## Short problem
List each line of the data that holds the word "global".

## Records shown
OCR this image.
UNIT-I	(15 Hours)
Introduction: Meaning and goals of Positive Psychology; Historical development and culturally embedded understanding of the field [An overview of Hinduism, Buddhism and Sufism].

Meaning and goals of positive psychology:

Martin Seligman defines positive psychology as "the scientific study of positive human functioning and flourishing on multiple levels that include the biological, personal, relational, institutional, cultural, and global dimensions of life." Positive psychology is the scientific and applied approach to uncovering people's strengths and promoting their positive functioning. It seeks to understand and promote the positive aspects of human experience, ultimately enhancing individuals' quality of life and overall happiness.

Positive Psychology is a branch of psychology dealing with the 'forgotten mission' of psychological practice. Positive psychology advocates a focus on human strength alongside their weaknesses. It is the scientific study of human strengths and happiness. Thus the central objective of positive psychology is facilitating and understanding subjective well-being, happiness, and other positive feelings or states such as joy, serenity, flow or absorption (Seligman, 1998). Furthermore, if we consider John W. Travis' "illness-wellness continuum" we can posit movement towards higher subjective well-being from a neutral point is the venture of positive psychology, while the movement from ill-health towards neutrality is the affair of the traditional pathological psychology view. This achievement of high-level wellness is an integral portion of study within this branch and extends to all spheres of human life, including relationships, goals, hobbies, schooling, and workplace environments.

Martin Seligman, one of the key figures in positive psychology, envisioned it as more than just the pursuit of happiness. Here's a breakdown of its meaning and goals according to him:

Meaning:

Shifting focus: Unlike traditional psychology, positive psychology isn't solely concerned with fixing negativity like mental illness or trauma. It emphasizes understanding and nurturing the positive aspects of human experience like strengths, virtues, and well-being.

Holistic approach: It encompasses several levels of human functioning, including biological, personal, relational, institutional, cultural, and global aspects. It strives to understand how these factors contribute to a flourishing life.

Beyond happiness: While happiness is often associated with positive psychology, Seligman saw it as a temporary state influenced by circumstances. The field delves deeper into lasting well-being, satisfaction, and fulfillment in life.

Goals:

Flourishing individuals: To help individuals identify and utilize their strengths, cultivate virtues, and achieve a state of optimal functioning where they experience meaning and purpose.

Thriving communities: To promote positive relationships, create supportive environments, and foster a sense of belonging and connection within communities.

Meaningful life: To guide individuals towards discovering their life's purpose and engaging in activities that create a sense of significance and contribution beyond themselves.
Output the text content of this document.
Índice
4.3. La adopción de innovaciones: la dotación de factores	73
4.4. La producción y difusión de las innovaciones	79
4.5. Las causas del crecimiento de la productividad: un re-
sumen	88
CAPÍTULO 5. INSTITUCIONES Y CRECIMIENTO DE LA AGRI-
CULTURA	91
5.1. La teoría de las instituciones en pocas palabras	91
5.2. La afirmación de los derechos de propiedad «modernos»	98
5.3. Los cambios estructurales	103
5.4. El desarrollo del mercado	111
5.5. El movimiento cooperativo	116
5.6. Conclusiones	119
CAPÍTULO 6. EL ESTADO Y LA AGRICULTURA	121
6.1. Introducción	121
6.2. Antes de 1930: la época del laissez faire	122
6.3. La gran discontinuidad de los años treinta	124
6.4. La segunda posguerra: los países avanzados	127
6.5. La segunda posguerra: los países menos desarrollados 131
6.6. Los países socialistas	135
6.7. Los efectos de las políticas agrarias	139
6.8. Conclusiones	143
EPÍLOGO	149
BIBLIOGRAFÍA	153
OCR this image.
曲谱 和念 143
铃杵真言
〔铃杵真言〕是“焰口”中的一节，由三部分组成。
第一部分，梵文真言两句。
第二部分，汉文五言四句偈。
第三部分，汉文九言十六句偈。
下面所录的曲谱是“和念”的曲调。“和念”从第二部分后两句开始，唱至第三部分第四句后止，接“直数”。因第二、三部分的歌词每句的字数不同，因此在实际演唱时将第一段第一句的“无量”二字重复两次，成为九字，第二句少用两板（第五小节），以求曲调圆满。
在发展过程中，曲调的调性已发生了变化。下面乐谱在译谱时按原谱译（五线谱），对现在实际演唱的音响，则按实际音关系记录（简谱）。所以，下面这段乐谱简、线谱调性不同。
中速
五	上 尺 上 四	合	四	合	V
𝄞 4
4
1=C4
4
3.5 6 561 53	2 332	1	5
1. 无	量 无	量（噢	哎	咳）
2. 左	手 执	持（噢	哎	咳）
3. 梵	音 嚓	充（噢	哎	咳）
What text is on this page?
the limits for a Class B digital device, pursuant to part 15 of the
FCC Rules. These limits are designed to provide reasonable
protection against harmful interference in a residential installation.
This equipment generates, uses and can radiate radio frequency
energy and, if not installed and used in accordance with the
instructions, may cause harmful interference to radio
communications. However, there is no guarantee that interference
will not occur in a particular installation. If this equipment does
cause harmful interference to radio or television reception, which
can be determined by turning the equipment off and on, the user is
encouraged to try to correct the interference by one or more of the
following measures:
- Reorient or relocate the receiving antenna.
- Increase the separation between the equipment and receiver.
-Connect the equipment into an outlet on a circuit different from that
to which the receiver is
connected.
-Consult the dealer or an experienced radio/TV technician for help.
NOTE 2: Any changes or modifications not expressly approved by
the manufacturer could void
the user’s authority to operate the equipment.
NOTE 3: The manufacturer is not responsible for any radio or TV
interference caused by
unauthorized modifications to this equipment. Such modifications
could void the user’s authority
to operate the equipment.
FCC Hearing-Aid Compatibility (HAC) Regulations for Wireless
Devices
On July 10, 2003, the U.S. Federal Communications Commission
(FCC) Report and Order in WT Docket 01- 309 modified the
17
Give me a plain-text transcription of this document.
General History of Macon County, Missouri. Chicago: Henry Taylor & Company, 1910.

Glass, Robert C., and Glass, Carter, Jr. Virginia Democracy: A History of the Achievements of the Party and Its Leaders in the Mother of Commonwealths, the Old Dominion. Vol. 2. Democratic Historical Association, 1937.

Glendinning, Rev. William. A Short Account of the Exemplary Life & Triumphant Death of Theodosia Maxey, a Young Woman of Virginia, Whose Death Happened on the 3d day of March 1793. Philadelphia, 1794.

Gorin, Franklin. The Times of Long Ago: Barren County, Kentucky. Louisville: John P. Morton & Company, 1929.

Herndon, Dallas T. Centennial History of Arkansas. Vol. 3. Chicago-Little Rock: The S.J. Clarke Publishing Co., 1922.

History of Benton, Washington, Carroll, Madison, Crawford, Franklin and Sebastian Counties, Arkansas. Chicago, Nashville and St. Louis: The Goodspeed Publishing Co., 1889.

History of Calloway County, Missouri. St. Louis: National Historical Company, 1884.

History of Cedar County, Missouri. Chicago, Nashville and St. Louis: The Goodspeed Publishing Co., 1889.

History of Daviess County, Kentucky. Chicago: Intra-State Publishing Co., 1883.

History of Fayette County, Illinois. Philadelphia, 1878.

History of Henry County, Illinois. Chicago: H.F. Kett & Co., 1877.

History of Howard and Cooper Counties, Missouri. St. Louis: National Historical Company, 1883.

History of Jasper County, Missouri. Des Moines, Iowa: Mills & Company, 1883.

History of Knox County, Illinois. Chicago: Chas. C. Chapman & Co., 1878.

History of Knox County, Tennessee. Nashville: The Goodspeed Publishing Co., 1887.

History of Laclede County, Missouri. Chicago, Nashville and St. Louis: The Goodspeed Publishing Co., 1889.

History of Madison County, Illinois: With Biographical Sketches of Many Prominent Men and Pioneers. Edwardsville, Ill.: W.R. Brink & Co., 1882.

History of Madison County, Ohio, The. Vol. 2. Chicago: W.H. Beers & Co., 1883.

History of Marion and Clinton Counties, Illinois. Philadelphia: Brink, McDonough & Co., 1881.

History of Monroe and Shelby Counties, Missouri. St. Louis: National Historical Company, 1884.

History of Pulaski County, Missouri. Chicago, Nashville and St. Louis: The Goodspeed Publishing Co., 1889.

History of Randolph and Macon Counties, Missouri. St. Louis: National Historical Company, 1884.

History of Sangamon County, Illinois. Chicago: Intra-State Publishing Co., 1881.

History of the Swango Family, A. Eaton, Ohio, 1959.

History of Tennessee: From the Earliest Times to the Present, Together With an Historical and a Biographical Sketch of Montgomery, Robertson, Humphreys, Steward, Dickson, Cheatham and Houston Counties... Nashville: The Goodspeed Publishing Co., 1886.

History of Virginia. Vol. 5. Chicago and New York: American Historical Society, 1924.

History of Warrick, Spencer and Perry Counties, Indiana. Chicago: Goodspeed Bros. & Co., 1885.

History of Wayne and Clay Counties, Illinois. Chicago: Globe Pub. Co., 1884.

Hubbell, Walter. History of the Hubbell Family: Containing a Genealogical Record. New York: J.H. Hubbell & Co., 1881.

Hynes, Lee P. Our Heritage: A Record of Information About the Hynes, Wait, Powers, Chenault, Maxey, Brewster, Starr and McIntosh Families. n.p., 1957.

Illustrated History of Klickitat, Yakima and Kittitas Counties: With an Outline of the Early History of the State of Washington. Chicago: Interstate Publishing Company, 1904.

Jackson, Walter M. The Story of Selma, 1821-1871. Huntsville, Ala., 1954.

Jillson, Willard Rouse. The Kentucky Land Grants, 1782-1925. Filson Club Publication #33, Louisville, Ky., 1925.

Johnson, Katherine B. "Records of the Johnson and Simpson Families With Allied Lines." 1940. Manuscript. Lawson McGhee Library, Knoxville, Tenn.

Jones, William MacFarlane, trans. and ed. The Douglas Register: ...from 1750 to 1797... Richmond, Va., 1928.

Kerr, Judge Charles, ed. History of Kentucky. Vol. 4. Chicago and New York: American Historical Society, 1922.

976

## Full solution
Martin Seligman defines positive psychology as "the scientific study of positive human functioning and flourishing on multiple levels that include the biological, personal, relational, institutional, cultural, and global dimensions of life." Positive psychology is the scientific and applied approach to uncovering people's strengths and promoting their positive functioning. It seeks to understand and promote the positive aspects of human experience, ultimately enhancing individuals' quality of life and overall happiness.
Holistic approach: It encompasses several levels of human functioning, including biological, personal, relational, institutional, cultural, and global aspects. It strives to understand how these factors contribute to a flourishing life.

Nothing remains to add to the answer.